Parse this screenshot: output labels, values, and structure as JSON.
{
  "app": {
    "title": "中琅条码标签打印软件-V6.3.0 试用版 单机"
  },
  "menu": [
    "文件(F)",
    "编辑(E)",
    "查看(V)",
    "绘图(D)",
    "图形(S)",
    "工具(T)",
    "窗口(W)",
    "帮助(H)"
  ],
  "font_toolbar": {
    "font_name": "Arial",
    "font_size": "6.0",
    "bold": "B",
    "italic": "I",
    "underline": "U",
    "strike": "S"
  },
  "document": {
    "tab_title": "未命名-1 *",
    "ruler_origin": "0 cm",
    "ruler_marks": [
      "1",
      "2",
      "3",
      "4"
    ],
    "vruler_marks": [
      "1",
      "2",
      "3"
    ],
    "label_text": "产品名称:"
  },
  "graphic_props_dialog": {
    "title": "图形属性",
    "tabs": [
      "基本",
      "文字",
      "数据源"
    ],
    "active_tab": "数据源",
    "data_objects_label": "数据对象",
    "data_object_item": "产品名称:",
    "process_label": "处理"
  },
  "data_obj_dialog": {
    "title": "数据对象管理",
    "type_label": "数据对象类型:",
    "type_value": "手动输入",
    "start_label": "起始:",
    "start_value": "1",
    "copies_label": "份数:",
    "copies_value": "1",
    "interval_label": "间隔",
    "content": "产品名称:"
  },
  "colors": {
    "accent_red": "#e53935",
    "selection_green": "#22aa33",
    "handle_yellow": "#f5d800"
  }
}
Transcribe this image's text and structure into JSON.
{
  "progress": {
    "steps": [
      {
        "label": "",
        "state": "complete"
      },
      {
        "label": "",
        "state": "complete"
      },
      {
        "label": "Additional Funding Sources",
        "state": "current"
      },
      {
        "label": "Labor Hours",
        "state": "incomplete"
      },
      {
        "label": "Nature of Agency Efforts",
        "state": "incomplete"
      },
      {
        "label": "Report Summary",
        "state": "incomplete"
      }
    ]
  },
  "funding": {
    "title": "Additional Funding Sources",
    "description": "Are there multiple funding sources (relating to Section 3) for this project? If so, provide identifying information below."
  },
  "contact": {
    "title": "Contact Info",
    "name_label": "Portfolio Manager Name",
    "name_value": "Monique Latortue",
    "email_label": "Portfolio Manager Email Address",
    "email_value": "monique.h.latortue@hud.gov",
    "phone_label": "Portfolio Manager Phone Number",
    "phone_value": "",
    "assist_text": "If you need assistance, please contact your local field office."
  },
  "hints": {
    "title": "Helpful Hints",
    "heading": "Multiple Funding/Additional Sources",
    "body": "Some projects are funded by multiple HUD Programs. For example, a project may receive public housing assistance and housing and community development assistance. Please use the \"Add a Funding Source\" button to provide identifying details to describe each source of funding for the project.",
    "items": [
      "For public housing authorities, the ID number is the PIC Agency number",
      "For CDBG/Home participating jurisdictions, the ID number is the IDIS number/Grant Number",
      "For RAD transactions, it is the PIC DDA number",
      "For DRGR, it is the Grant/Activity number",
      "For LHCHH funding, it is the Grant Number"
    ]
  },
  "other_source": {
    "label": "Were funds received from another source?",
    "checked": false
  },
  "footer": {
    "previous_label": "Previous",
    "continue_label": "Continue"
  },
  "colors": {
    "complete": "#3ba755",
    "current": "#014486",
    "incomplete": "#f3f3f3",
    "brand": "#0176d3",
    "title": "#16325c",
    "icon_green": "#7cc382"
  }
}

What you will do: Your task is to list each line of the records with the word "Agency".

Solution:
        "label": "Nature of Agency Efforts",
      "For public housing authorities, the ID number is the PIC Agency number",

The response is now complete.